* **EXERCISE REQUIREMENTS**: Present each line of the entries below that holds the word "United".

* **MATERIAL PROVIDED**:
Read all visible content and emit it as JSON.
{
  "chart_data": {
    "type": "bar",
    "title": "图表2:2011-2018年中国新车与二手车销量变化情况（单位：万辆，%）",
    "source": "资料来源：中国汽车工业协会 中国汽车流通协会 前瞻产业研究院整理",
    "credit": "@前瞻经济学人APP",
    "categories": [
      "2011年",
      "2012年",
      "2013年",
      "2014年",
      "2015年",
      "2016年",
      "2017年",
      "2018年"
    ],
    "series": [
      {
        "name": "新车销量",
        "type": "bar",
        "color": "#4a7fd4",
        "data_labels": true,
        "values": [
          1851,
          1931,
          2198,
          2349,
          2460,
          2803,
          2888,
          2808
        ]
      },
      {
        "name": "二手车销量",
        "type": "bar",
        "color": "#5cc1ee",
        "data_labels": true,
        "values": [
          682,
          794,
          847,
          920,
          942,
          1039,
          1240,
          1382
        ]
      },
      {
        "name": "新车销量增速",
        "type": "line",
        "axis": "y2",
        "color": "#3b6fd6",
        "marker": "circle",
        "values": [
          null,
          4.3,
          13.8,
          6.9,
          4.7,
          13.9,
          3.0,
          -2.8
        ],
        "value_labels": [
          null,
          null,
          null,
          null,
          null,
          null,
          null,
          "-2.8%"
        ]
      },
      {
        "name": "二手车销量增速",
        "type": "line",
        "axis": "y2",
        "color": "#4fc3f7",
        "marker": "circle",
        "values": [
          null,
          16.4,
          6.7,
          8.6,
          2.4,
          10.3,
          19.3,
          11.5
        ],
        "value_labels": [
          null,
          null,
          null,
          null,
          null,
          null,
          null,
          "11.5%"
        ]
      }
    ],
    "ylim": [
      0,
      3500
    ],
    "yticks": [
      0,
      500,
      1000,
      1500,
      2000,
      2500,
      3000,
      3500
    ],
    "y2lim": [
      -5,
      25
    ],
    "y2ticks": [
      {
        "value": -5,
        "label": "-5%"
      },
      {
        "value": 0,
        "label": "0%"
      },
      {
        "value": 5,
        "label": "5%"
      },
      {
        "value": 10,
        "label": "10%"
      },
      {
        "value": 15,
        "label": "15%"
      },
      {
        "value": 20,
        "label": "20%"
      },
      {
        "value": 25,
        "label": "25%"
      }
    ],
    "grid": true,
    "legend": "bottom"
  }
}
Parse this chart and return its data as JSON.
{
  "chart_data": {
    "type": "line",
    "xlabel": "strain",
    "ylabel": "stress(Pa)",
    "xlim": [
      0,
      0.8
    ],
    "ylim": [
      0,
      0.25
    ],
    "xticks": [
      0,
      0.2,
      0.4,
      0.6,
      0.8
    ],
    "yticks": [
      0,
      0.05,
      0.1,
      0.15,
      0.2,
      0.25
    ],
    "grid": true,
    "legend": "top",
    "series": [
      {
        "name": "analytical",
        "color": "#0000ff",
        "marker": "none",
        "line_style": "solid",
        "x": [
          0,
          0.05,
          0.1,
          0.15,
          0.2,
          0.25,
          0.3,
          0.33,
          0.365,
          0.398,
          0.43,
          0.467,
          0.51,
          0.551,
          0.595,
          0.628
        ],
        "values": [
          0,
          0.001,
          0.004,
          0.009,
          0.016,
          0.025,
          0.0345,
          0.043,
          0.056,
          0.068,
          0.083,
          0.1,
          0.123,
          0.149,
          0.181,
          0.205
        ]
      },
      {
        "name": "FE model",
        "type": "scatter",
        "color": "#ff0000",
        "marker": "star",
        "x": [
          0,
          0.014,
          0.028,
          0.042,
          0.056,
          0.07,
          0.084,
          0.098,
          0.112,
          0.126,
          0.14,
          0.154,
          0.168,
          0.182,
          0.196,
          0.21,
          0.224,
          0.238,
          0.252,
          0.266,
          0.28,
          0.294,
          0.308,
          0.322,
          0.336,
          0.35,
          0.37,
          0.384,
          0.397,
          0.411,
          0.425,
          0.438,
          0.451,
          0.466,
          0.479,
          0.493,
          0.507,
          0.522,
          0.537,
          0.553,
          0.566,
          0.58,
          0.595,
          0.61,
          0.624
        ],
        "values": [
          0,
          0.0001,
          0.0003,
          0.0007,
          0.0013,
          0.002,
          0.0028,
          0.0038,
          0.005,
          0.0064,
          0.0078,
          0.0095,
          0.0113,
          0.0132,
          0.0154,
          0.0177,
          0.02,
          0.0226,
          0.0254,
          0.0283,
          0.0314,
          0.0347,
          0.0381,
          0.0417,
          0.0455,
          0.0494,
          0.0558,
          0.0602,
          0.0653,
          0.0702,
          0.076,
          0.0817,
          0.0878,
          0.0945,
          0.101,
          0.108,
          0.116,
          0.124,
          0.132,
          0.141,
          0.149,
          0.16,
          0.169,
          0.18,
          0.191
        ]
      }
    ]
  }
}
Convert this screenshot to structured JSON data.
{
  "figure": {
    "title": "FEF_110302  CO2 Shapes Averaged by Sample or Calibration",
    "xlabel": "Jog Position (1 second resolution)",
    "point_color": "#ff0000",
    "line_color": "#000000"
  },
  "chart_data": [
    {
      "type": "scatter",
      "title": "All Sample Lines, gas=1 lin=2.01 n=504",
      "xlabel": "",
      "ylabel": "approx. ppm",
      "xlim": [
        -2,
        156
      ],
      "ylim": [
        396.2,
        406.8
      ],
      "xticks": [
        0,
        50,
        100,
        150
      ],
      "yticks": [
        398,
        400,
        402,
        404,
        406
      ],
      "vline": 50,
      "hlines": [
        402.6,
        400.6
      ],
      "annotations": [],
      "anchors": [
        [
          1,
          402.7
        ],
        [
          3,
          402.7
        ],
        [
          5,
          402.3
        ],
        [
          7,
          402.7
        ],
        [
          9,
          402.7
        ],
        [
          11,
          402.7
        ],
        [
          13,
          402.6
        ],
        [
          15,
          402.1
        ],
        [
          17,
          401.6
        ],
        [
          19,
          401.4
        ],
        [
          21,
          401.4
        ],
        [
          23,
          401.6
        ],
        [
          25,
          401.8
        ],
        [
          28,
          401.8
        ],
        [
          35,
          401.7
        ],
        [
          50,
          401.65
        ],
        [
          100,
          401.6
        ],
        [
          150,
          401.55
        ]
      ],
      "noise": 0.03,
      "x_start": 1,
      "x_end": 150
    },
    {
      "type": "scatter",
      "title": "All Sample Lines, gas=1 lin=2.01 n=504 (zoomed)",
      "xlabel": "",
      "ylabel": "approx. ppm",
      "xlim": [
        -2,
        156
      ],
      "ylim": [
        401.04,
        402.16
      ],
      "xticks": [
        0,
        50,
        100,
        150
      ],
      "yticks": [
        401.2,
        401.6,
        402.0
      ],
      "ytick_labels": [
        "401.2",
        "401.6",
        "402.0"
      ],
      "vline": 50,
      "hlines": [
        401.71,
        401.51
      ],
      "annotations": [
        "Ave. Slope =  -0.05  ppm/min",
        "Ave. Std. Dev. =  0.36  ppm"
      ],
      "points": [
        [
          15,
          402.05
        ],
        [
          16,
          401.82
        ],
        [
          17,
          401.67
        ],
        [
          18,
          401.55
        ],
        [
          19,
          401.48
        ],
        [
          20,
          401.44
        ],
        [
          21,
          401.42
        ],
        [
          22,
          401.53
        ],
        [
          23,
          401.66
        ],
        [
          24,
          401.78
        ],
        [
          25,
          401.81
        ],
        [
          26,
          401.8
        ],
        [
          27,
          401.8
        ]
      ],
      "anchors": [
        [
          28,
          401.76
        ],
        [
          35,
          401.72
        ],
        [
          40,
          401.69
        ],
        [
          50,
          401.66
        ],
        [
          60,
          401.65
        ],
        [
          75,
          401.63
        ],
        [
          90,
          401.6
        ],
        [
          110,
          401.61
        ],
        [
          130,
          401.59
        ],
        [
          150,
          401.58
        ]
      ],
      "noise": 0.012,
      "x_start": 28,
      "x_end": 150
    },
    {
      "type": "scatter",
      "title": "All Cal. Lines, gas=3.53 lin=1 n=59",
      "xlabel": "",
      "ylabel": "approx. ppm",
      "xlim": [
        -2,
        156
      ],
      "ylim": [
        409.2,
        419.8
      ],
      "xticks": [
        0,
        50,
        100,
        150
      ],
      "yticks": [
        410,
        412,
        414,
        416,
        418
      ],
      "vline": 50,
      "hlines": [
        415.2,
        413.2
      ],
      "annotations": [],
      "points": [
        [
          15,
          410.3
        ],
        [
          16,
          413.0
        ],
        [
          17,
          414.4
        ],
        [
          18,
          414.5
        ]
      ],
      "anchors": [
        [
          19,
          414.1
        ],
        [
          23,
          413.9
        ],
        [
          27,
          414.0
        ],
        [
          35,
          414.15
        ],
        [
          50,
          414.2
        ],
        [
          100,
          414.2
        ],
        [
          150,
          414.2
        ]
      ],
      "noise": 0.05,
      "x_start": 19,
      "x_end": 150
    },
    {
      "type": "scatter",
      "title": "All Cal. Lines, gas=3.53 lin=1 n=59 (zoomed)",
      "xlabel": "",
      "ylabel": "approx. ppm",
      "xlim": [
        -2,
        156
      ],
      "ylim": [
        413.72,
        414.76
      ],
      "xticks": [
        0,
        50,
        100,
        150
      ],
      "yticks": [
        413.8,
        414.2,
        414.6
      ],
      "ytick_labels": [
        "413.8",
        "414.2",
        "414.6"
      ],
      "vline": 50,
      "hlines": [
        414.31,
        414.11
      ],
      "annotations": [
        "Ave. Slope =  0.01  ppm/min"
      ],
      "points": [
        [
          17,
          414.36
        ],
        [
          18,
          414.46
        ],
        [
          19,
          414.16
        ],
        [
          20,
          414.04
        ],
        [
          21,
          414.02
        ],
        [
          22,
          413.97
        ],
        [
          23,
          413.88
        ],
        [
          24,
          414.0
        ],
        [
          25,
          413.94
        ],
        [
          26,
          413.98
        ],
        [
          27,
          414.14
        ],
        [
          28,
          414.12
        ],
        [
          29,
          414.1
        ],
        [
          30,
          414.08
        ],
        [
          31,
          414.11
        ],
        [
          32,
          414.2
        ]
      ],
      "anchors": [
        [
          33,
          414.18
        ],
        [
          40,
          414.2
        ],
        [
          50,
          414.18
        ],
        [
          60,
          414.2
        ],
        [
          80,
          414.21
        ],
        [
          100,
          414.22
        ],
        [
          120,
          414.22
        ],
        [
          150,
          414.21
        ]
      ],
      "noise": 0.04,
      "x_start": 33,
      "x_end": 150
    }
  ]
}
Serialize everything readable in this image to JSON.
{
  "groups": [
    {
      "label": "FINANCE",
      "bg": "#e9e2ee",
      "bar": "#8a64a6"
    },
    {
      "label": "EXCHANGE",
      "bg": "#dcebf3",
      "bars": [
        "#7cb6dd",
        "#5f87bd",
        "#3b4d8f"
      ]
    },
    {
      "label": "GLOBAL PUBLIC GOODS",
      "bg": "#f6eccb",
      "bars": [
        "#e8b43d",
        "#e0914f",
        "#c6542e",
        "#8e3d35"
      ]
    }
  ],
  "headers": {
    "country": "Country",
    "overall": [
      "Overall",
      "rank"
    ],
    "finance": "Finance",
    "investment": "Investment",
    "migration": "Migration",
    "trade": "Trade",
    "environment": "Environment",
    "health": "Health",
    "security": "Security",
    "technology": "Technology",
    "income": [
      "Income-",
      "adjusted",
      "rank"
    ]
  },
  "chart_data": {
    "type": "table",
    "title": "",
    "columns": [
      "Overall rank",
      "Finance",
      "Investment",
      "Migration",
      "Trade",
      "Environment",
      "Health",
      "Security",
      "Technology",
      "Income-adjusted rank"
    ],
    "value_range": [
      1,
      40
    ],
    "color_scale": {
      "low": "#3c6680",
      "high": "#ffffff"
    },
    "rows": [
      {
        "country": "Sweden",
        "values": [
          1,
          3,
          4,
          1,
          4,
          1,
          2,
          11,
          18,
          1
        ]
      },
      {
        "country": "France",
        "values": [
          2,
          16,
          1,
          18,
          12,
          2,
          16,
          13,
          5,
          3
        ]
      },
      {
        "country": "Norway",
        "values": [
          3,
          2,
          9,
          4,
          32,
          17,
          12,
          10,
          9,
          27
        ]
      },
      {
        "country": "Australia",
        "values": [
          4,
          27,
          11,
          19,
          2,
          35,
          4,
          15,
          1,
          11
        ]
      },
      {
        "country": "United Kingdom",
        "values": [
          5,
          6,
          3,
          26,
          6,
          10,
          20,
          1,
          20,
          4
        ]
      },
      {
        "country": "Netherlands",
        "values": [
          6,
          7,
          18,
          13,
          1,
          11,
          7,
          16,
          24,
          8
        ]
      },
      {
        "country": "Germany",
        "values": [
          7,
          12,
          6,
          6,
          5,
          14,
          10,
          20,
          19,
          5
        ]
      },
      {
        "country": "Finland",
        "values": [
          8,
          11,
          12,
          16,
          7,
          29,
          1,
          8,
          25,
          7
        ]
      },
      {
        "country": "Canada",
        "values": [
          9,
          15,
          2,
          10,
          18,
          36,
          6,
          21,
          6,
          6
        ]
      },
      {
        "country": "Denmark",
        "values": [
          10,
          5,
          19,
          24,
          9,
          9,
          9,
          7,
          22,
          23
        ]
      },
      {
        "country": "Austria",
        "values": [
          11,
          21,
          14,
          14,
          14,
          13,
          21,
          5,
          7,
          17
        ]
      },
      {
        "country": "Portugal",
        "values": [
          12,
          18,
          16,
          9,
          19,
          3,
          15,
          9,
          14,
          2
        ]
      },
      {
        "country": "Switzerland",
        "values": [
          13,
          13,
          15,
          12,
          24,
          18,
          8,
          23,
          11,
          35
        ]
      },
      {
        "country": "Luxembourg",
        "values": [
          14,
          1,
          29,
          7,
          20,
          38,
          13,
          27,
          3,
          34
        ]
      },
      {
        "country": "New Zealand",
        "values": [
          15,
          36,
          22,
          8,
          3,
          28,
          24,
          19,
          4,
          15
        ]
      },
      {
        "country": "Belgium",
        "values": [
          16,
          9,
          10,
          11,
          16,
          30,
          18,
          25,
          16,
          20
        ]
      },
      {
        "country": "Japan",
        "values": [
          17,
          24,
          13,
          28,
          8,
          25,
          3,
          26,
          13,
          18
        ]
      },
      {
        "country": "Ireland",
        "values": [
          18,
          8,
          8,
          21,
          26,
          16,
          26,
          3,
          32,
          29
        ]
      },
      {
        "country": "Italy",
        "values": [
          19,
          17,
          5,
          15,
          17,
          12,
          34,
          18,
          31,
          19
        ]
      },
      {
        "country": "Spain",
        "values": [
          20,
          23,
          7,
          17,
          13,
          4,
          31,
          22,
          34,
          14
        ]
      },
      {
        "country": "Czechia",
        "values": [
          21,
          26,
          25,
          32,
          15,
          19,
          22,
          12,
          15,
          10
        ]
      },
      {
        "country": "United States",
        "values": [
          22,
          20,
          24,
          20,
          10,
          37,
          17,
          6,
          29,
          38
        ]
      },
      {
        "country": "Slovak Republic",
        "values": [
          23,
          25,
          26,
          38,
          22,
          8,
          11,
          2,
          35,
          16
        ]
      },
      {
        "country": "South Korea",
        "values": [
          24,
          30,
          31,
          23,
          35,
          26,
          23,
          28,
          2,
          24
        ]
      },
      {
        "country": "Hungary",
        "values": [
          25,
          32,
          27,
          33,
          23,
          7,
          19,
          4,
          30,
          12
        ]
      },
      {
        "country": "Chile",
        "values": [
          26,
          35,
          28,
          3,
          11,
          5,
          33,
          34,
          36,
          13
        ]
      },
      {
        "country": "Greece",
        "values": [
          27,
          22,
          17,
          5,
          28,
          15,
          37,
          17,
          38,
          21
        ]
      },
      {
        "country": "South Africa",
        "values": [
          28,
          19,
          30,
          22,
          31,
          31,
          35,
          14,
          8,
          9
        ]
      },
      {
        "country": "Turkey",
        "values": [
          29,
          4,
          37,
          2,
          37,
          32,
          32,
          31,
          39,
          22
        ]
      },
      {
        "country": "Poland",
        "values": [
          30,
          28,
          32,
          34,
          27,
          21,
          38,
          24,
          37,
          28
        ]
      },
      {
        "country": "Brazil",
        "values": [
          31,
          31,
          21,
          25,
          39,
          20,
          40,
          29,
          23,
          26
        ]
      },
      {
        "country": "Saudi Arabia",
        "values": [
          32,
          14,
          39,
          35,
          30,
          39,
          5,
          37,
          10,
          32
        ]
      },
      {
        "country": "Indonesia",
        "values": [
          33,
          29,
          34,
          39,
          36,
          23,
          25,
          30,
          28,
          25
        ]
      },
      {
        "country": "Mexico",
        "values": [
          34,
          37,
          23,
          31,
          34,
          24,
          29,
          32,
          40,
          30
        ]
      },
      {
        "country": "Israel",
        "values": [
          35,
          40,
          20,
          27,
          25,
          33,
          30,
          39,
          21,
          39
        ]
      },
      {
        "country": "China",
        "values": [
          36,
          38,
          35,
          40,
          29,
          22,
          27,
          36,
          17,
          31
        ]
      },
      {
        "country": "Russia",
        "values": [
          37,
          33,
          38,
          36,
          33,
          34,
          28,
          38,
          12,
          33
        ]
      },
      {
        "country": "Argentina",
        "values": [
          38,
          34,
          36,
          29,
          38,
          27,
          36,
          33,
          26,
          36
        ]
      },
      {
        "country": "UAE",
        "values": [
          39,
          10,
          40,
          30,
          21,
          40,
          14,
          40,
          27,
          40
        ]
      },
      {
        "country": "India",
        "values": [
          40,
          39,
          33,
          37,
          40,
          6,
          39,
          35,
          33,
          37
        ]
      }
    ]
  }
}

* **RESPONSE TO THE TASK**:
        "country": "United Kingdom",
        "country": "United States",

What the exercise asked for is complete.